- Selected text -
================

# White bass San Jacinto River



## Ol School (Oct 14, 2008)

I backslid today, instead of putting the yak in the salt, my buddy and I went up North of Kingwood to see if the white bass had moved up into the creeks yet. On the way up the river, we dropped off 15 jugs baited with cut up carp. Only caught 2 male white bass. Talked to some guys fishing under the Hwy 59 bridge, they said they fished yesterday and caught 1 bass. On the way back we had 11 catfish on the jugs. Frying them up now. Expecting the female white bass to start moving up from Lake Houston very soon.
:smile:


----------



## Ryanlovesfishing (Mar 9, 2007)

where is san jacinto river?? btw nice pic and great job


----------



## oceankayaker84 (Dec 16, 2007)

Great catch Ol School.

Do you know if it's any good for catfish at the dam this time of the year? 
I know in the spring we catch crappie and catfish near the dam.


----------



## yak07 (Jul 24, 2007)

Very nice. Can't wait until spring to hit Luce Bayou and hammer some crappie.


----------



## Ol School (Oct 14, 2008)

The San Jac. river runs from Lake Livingston, through North Houston/Kingwood area, crosses under Hwy 59, hits Lake Houston and hits the upper Galveston Bay at Baytown. I do not know about the catfish at the dam however a friend of mine just started to catch the white bass in the creeks off of Livingston.


----------



## ducksandfish (Jul 11, 2005)

i remember these winter days well on the upper san jac and luce bayou.we used to nail the white bass and crappie in the plum grove, huffman area.


----------



## surfwalker (Jul 14, 2006)

the whites are up in the creeks already, trying to spawn, go up cypress creek from san jac river thats where youll find them right now. the females are all the way to 45 in cypress and spring creek.
I live in the woodlands been catchig them there for a cpl of weeks now


----------



## Ox Eye (Dec 17, 2007)

Don't mean to be uppity, Ol School, but you might recheck your map.


----------



## lurepopper (Apr 25, 2007)

*not livingston*

thats the trinity river


----------



## 100% Texan (Jan 30, 2005)

Man you guys that chase them white bass you should get whitebassfisherman to chime in there was many a year I watched him bring photo's to work of all his catch's I bet he is catching them somewhere.Come on Donald tell were they are hiding lol


----------

================

- Dataset extract -
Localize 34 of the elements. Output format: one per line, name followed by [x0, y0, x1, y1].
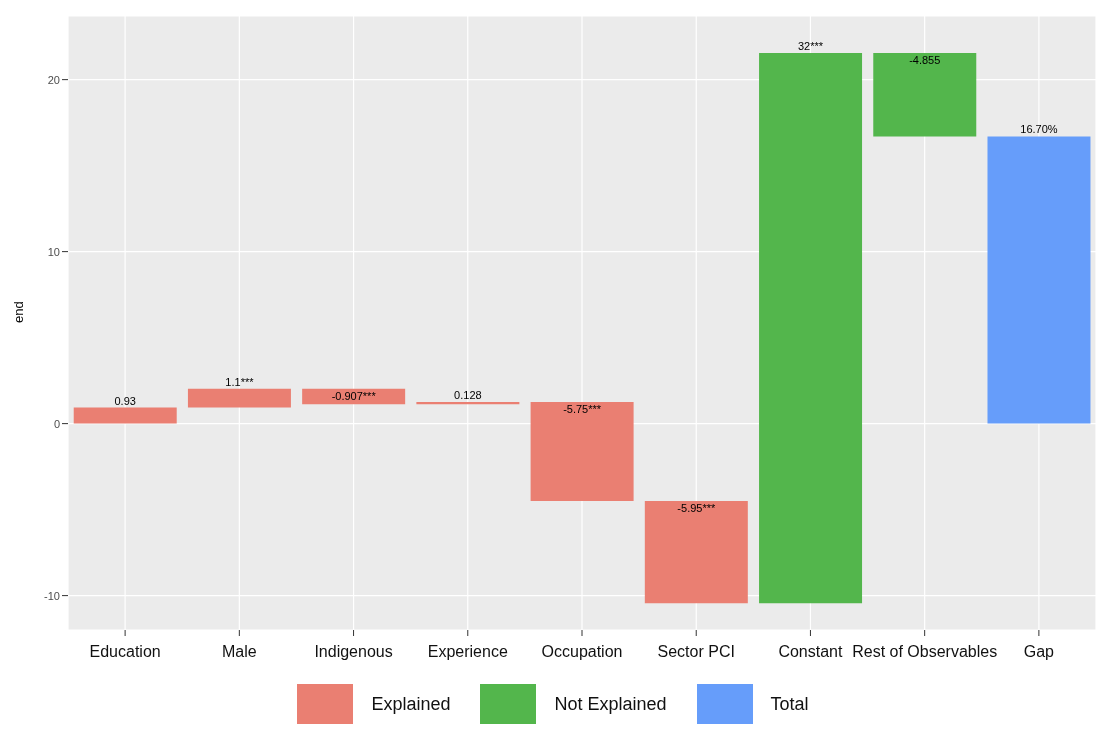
x-tick-label: Gap — [1023, 643, 1055, 661]
y-tick-label: 0 — [53, 417, 60, 430]
data-label: -0.907*** — [331, 389, 377, 402]
y-tick-label: 20 — [47, 73, 60, 86]
y-tick-label: 10 — [47, 245, 60, 258]
data-label: 1.1*** — [225, 375, 255, 388]
data-label: -5.75*** — [563, 403, 602, 416]
data-label: 0.128 — [454, 389, 482, 402]
bar — [187, 388, 291, 408]
x-tick-label: Rest of Observables — [852, 643, 998, 661]
bar — [416, 402, 520, 405]
bar — [873, 52, 977, 137]
x-tick-label: Sector PCI — [657, 643, 735, 661]
bar — [644, 500, 748, 604]
bar — [530, 402, 634, 501]
data-label: 0.93 — [114, 394, 136, 407]
x-tick-label: Experience — [427, 643, 508, 661]
legend-label: Explained — [371, 693, 451, 715]
x-tick-label: Occupation — [541, 643, 623, 661]
x-tick-label: Indigenous — [314, 643, 393, 661]
data-label: 32*** — [798, 39, 824, 52]
data-label: -4.855 — [909, 53, 941, 66]
data-label: -5.95*** — [677, 501, 716, 514]
legend-label: Not Explained — [554, 693, 667, 715]
y-tick-label: -10 — [44, 589, 60, 602]
bar — [73, 407, 177, 424]
x-tick-label: Male — [221, 643, 257, 661]
data-label: 16.70% — [1020, 123, 1058, 136]
legend-label: Total — [770, 693, 809, 715]
y-axis-title: end — [10, 301, 26, 323]
bar — [987, 136, 1091, 424]
x-tick-label: Education — [89, 643, 161, 661]
bar — [759, 52, 863, 604]
x-tick-label: Constant — [778, 643, 844, 661]
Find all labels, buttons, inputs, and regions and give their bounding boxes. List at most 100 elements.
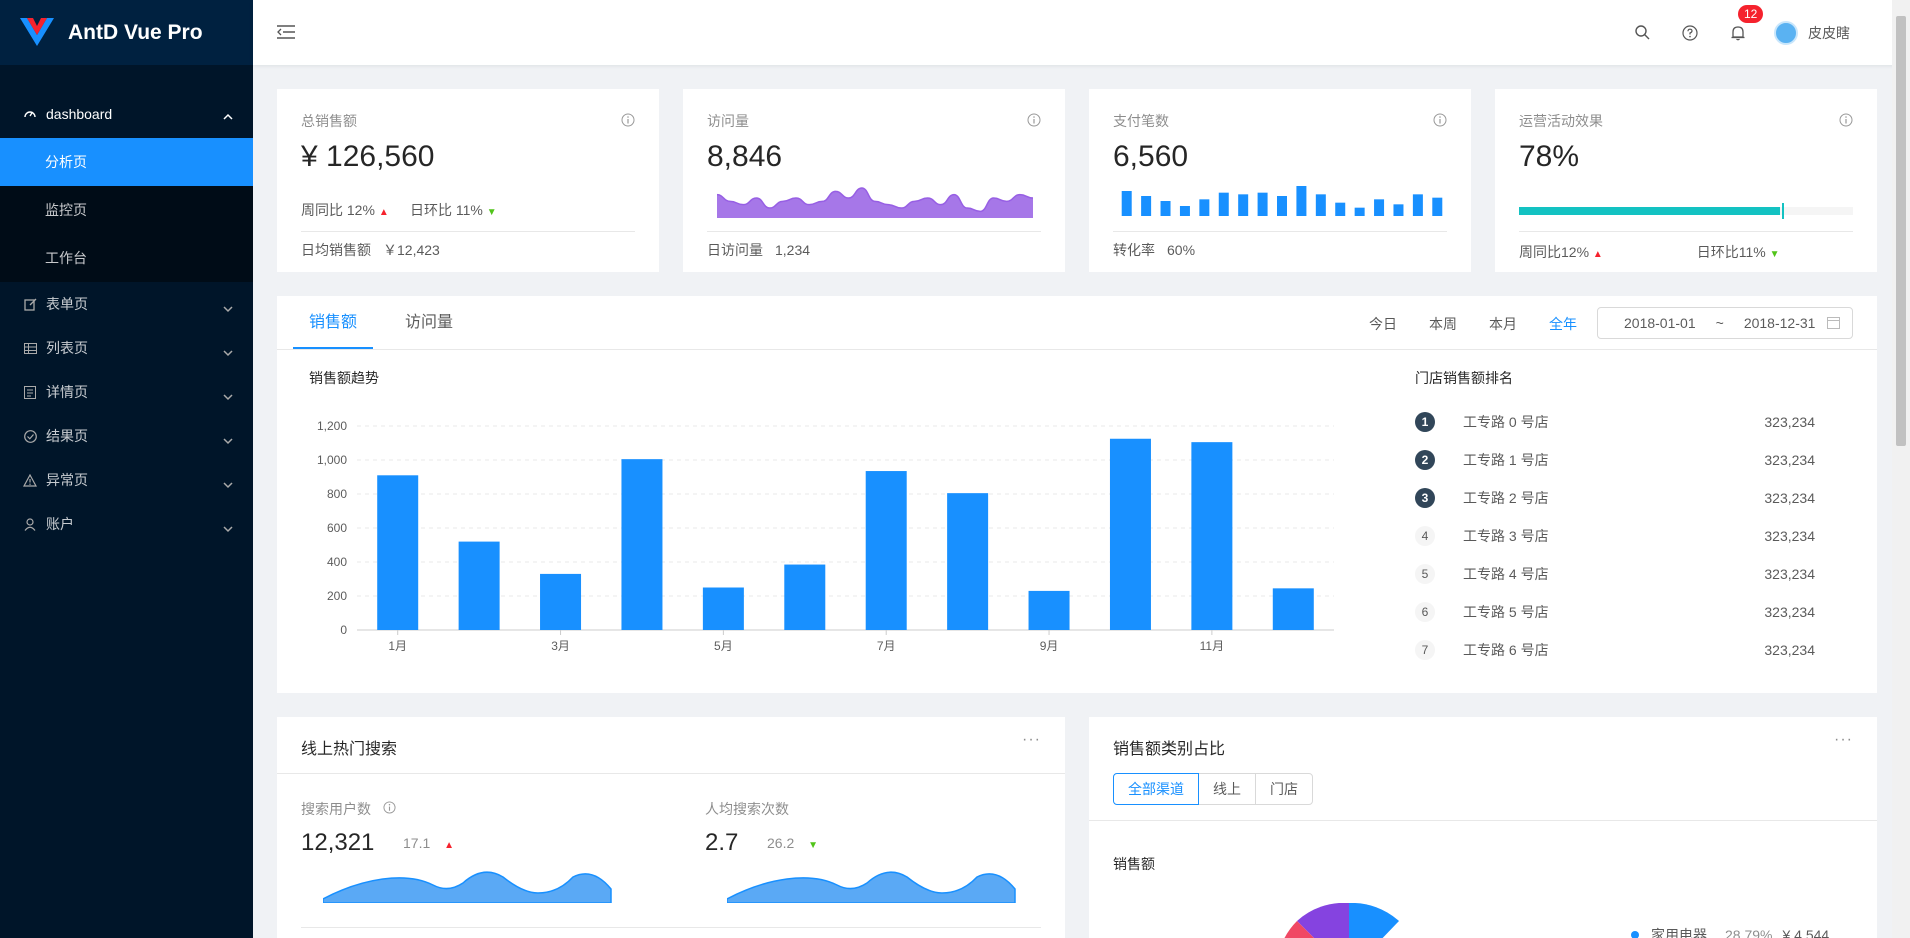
range-today[interactable]: 今日 <box>1369 316 1397 332</box>
stat-value: 6,560 <box>1113 140 1189 173</box>
search-icon[interactable] <box>1618 25 1666 40</box>
stat-title: 支付笔数 <box>1113 113 1169 129</box>
question-icon[interactable] <box>1666 24 1714 41</box>
mini-bar <box>1257 192 1268 216</box>
sidebar-item-label: 列表页 <box>46 340 88 356</box>
info-circle-icon[interactable] <box>621 113 635 130</box>
sidebar-item-exception[interactable]: 异常页 <box>0 458 253 502</box>
bell-icon[interactable]: 12 <box>1714 4 1764 41</box>
ranking-title: 门店销售额排名 <box>1415 370 1513 386</box>
tab-visits[interactable]: 访问量 <box>405 314 454 331</box>
sidebar-item-form[interactable]: 表单页 <box>0 282 253 326</box>
trend-value: 12% <box>1561 244 1590 260</box>
visits-area-chart <box>717 187 1033 218</box>
rank-number: 5 <box>1415 564 1435 584</box>
category-card: 销售额类别占比 ··· 全部渠道 线上 门店 销售额 家用电器 28.79% ¥… <box>1089 717 1877 938</box>
y-tick-label: 1,200 <box>317 419 347 433</box>
rank-number: 3 <box>1415 488 1435 508</box>
sidebar-item-analysis[interactable]: 分析页 <box>0 138 253 186</box>
menu-fold-icon[interactable] <box>277 24 295 43</box>
store-value: 323,234 <box>1764 604 1815 620</box>
bar <box>947 493 989 630</box>
rank-number: 4 <box>1415 526 1435 546</box>
sidebar-item-workplace[interactable]: 工作台 <box>0 234 253 282</box>
stat-title: 访问量 <box>707 113 749 129</box>
segment-store[interactable]: 门店 <box>1255 773 1313 805</box>
info-circle-icon[interactable] <box>1433 113 1447 130</box>
more-icon[interactable]: ··· <box>1022 731 1041 748</box>
avatar[interactable] <box>1774 20 1798 45</box>
segment-all[interactable]: 全部渠道 <box>1113 773 1199 805</box>
legend-dot <box>1631 931 1639 938</box>
chevron-down-icon <box>223 300 233 316</box>
trend-label: 周同比 <box>301 202 343 218</box>
sidebar-item-monitor[interactable]: 监控页 <box>0 186 253 234</box>
store-value: 323,234 <box>1764 566 1815 582</box>
chevron-down-icon <box>223 344 233 360</box>
mini-bar <box>1296 186 1307 216</box>
x-tick-label: 11月 <box>1200 639 1224 653</box>
range-week[interactable]: 本周 <box>1429 316 1457 332</box>
ranking-item: 3 工专路 2 号店 323,234 <box>1415 488 1845 508</box>
legend-percent: 28.79% <box>1725 927 1773 938</box>
date-start: 2018-01-01 <box>1624 315 1696 331</box>
stat-title: 运营活动效果 <box>1519 113 1603 129</box>
scrollbar[interactable] <box>1892 0 1910 938</box>
sidebar: AntD Vue Pro dashboard 分析页 监控页 工作台 表单页 列… <box>0 0 253 938</box>
ranking-item: 2 工专路 1 号店 323,234 <box>1415 450 1845 470</box>
date-range-picker[interactable]: 2018-01-01 ~ 2018-12-31 <box>1597 307 1853 339</box>
card-title: 线上热门搜索 <box>301 741 398 758</box>
stat-value: ¥ 126,560 <box>301 140 435 173</box>
ranking-item: 4 工专路 3 号店 323,234 <box>1415 526 1845 546</box>
mini-bar <box>1179 206 1190 216</box>
mini-bar <box>1432 197 1443 216</box>
mini-bar <box>1277 196 1287 216</box>
stat-value: 78% <box>1519 140 1580 173</box>
sidebar-item-label: 结果页 <box>46 428 88 444</box>
sidebar-item-profile[interactable]: 详情页 <box>0 370 253 414</box>
bar <box>784 564 826 630</box>
x-tick-label: 3月 <box>551 639 570 653</box>
mini-bar <box>1218 192 1229 216</box>
store-name: 工专路 2 号店 <box>1463 490 1549 506</box>
warning-icon <box>22 472 38 488</box>
range-month[interactable]: 本月 <box>1489 316 1517 332</box>
legend-item[interactable]: 家用电器 28.79% ¥ 4,544 <box>1631 925 1829 938</box>
change-value: 17.1 <box>403 835 431 851</box>
x-tick-label: 5月 <box>714 639 733 653</box>
sidebar-item-account[interactable]: 账户 <box>0 502 253 546</box>
stat-footer: 日均销售额 ￥12,423 <box>301 231 635 260</box>
ranking-item: 5 工专路 4 号店 323,234 <box>1415 564 1845 584</box>
info-circle-icon[interactable] <box>383 801 396 817</box>
footer-value: ￥12,423 <box>383 242 440 258</box>
sidebar-item-label: 表单页 <box>46 296 88 312</box>
legend-name: 家用电器 <box>1651 927 1707 938</box>
tab-sales[interactable]: 销售额 <box>293 296 374 349</box>
mini-bar <box>1374 199 1385 216</box>
sidebar-item-label: 工作台 <box>45 250 87 266</box>
scroll-thumb[interactable] <box>1896 16 1906 446</box>
footer-label: 日均销售额 <box>301 242 371 258</box>
info-circle-icon[interactable] <box>1839 113 1853 130</box>
logo[interactable]: AntD Vue Pro <box>0 0 253 65</box>
info-circle-icon[interactable] <box>1027 113 1041 130</box>
sidebar-item-label: dashboard <box>46 106 113 122</box>
search-users-label: 搜索用户数 <box>301 799 396 819</box>
card-header: 销售额类别占比 ··· <box>1089 717 1877 774</box>
username[interactable]: 皮皮瞎 <box>1808 24 1850 41</box>
more-icon[interactable]: ··· <box>1834 731 1853 748</box>
mini-bar <box>1141 196 1152 216</box>
segment-online[interactable]: 线上 <box>1198 773 1256 805</box>
store-value: 323,234 <box>1764 490 1815 506</box>
store-value: 323,234 <box>1764 452 1815 468</box>
edit-icon <box>22 296 38 312</box>
sidebar-item-dashboard[interactable]: dashboard <box>0 90 253 138</box>
mini-bar <box>1393 204 1404 216</box>
progress-target-marker <box>1782 203 1785 219</box>
date-end: 2018-12-31 <box>1743 315 1816 331</box>
mini-bar <box>1160 201 1171 216</box>
range-year[interactable]: 全年 <box>1549 316 1577 332</box>
sidebar-item-result[interactable]: 结果页 <box>0 414 253 458</box>
table-icon <box>22 340 38 356</box>
sidebar-item-list[interactable]: 列表页 <box>0 326 253 370</box>
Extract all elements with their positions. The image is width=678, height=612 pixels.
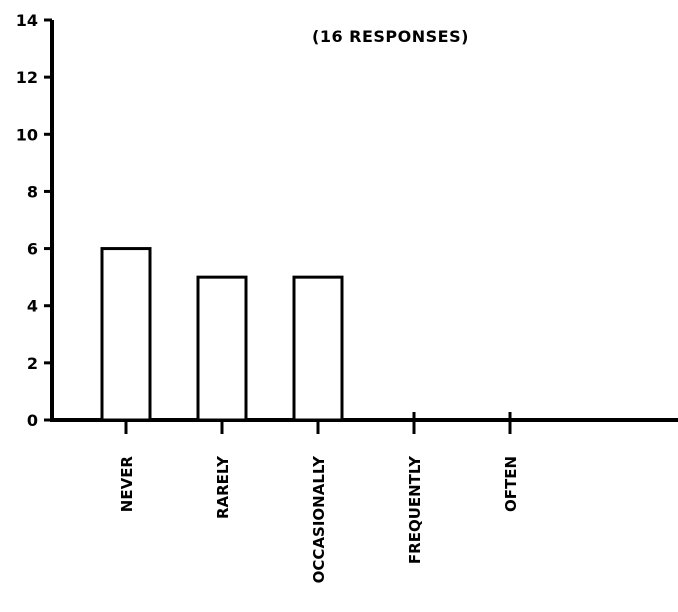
y-tick-label: 14	[16, 11, 38, 30]
y-tick-label: 6	[27, 240, 38, 259]
category-labels: NEVER RARELY OCCASIONALLY FREQUENTLY OFTEN	[118, 455, 520, 583]
bar-rarely	[196, 275, 248, 422]
y-tick-label: 12	[16, 68, 38, 87]
bar-occasionally	[292, 275, 344, 422]
category-label: OFTEN	[502, 456, 520, 512]
bars	[100, 247, 344, 422]
y-tick-label: 8	[27, 182, 38, 201]
chart-title: (16 RESPONSES)	[312, 27, 469, 46]
y-tick-label: 10	[16, 125, 38, 144]
y-axis: 0 2 4 6 8 10 12 14	[16, 11, 54, 430]
y-tick-label: 0	[27, 411, 38, 430]
y-tick-label: 2	[27, 354, 38, 373]
category-label: OCCASIONALLY	[310, 455, 328, 583]
category-label: NEVER	[118, 456, 136, 513]
bar-never	[100, 247, 152, 422]
y-tick-label: 4	[27, 297, 38, 316]
category-label: RARELY	[214, 455, 232, 519]
category-label: FREQUENTLY	[406, 455, 424, 564]
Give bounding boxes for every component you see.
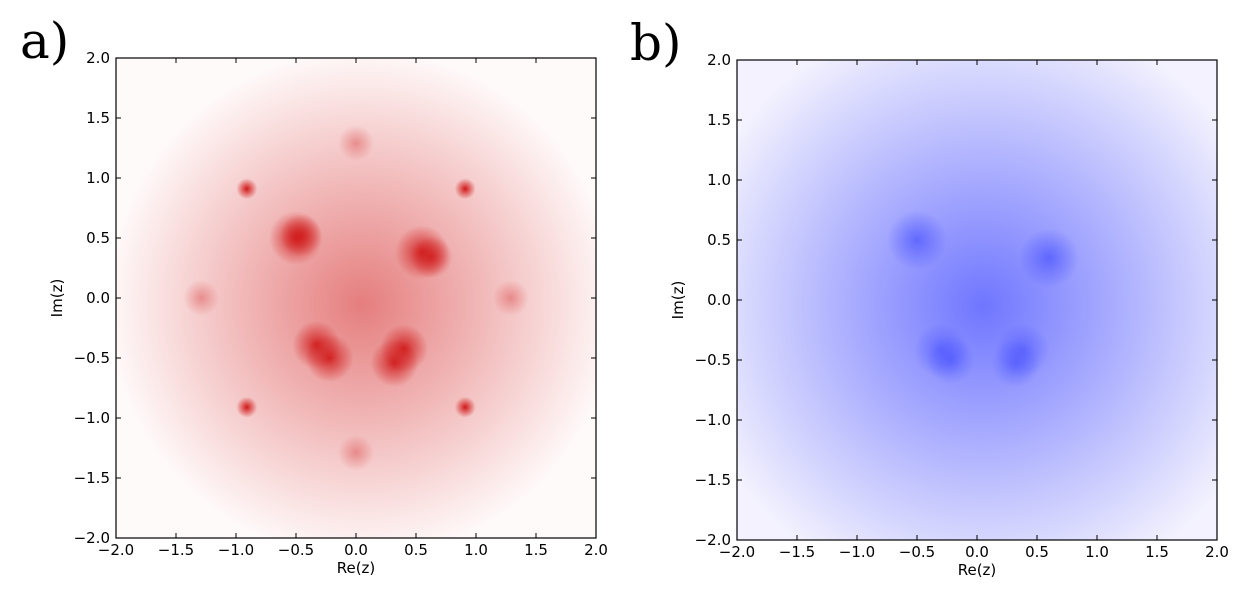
heatmap-b-y-tick-label: 1.5 bbox=[707, 111, 731, 129]
heatmap-a-hotspot-15 bbox=[492, 280, 529, 316]
heatmap-a-x-tick-label: 1.0 bbox=[464, 541, 488, 559]
heatmap-a-y-tick-label: 1.5 bbox=[86, 109, 110, 127]
heatmap-a-x-tick-label: 1.5 bbox=[524, 541, 548, 559]
heatmap-a-x-tick-label: −2.0 bbox=[98, 541, 134, 559]
heatmap-a-hotspot-1 bbox=[279, 214, 322, 257]
heatmap-a-plot-area: −2.0 −1.5 −1.0 −0.5 0.0 0.5 1.0 1.5 2.0 −2.0 −1.5 −… bbox=[74, 49, 608, 559]
heatmap-b-plot-area: −2.0 −1.5 −1.0 −0.5 0.0 0.5 1.0 1.5 2.0 −2.0 −1.5 −… bbox=[695, 51, 1229, 561]
heatmap-a-halo bbox=[116, 58, 596, 538]
heatmap-a-y-tick-label: −1.0 bbox=[74, 409, 110, 427]
heatmap-b-x-tick-label: 1.0 bbox=[1085, 543, 1109, 561]
panel-a: a) −2.0 −1.5 −1.0 −0.5 0.0 0.5 1.0 1.5 2.0 −2.0 −1… bbox=[20, 12, 608, 577]
heatmap-b-y-tick-label: 0.5 bbox=[707, 231, 731, 249]
heatmap-b-y-axis-label: Im(z) bbox=[669, 281, 687, 320]
heatmap-b-hotspot-3 bbox=[926, 336, 975, 384]
heatmap-a-hotspot-8 bbox=[236, 178, 258, 200]
heatmap-b-x-tick-label: 1.5 bbox=[1145, 543, 1169, 561]
heatmap-a-hotspot-7 bbox=[370, 338, 419, 387]
heatmap-a-x-tick-label: 0.5 bbox=[404, 541, 428, 559]
heatmap-b-y-tick-label: −2.0 bbox=[695, 531, 731, 549]
panel-b-label: b) bbox=[630, 14, 682, 72]
heatmap-a-hotspot-11 bbox=[454, 396, 476, 418]
heatmap-a-y-tick-label: −1.5 bbox=[74, 469, 110, 487]
heatmap-b-x-tick-label: −0.5 bbox=[899, 543, 935, 561]
heatmap-b-hotspot-0 bbox=[887, 210, 947, 270]
panel-a-label: a) bbox=[20, 12, 69, 70]
heatmap-b-y-tick-label: −1.5 bbox=[695, 471, 731, 489]
heatmap-a-hotspot-13 bbox=[338, 434, 374, 471]
heatmap-a-hotspot-14 bbox=[183, 280, 220, 316]
heatmap-b-x-tick-label: 0.0 bbox=[965, 543, 989, 561]
heatmap-b-y-tick-label: −1.0 bbox=[695, 411, 731, 429]
heatmap-b-x-tick-label: 0.5 bbox=[1025, 543, 1049, 561]
heatmap-b-x-axis-label: Re(z) bbox=[958, 561, 997, 579]
heatmap-b-y-tick-label: 0.0 bbox=[707, 291, 731, 309]
heatmap-a-hotspot-5 bbox=[305, 334, 354, 382]
heatmap-a-hotspot-12 bbox=[338, 125, 374, 162]
heatmap-a-y-tick-label: 1.0 bbox=[86, 169, 110, 187]
heatmap-b-y-tick-label: 2.0 bbox=[707, 51, 731, 69]
heatmap-a-hotspot-3 bbox=[410, 236, 453, 279]
heatmap-b-x-tick-label: −2.0 bbox=[719, 543, 755, 561]
heatmap-a-x-axis-label: Re(z) bbox=[337, 559, 376, 577]
heatmap-a-x-tick-label: −1.0 bbox=[218, 541, 254, 559]
panel-b: b) −2.0 −1.5 −1.0 −0.5 0.0 0.5 1.0 1.5 2.0 −2.0 −1… bbox=[630, 14, 1229, 579]
heatmap-a-y-tick-label: −2.0 bbox=[74, 529, 110, 547]
heatmap-a-y-tick-label: 0.0 bbox=[86, 289, 110, 307]
heatmap-a-y-tick-label: 0.5 bbox=[86, 229, 110, 247]
heatmap-b-x-tick-label: 2.0 bbox=[1205, 543, 1229, 561]
heatmap-a-x-tick-label: −0.5 bbox=[278, 541, 314, 559]
heatmap-a-hotspot-10 bbox=[236, 396, 258, 418]
heatmap-b-hotspot-1 bbox=[1019, 228, 1079, 288]
heatmap-a-y-tick-label: 2.0 bbox=[86, 49, 110, 67]
heatmap-b-x-tick-label: −1.0 bbox=[839, 543, 875, 561]
heatmap-a-y-axis-label: Im(z) bbox=[48, 279, 66, 318]
heatmap-a-x-tick-label: −1.5 bbox=[158, 541, 194, 559]
heatmap-b-y-tick-label: −0.5 bbox=[695, 351, 731, 369]
heatmap-b-y-tick-label: 1.0 bbox=[707, 171, 731, 189]
heatmap-a-y-tick-label: −0.5 bbox=[74, 349, 110, 367]
heatmap-a-x-tick-label: 2.0 bbox=[584, 541, 608, 559]
heatmap-b-hotspot-5 bbox=[991, 339, 1040, 388]
heatmap-a-hotspot-9 bbox=[454, 178, 476, 200]
heatmap-a-x-tick-label: 0.0 bbox=[344, 541, 368, 559]
heatmap-b-halo bbox=[737, 60, 1217, 540]
heatmap-b-x-tick-label: −1.5 bbox=[779, 543, 815, 561]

================

- What is asked -
1. In the San Jacinto River thread, what bait was on the 15 jugs dropped off on the way up the river?
2. Answer yes or no for each statement about the San Jacinto River thread, quoting the words that decide it: (a) Ol School and his buddy caught two male white bass. (b) The men fishing under the Hwy 59 bridge said they had caught three bass the day before. (c) surfwalker lives in Kingwood.
3. Copy everything in the San Jacinto River thread from "## ducksandfish (Jul" down to "and spring creek.".

- Outputs -
1. Cut up carp.

2.
(a) Yes: "Only caught 2 male white bass."
(b) No: "they said they fished yesterday and caught 1 bass."
(c) No: "I live in the woodlands"

3.
## ducksandfish (Jul 11, 2005)

i remember these winter days well on the upper san jac and luce bayou.we used to nail the white bass and crappie in the plum grove, huffman area.


----------



## surfwalker (Jul 14, 2006)

the whites are up in the creeks already, trying to spawn, go up cypress creek from san jac river thats where youll find them right now. the females are all the way to 45 in cypress and spring creek.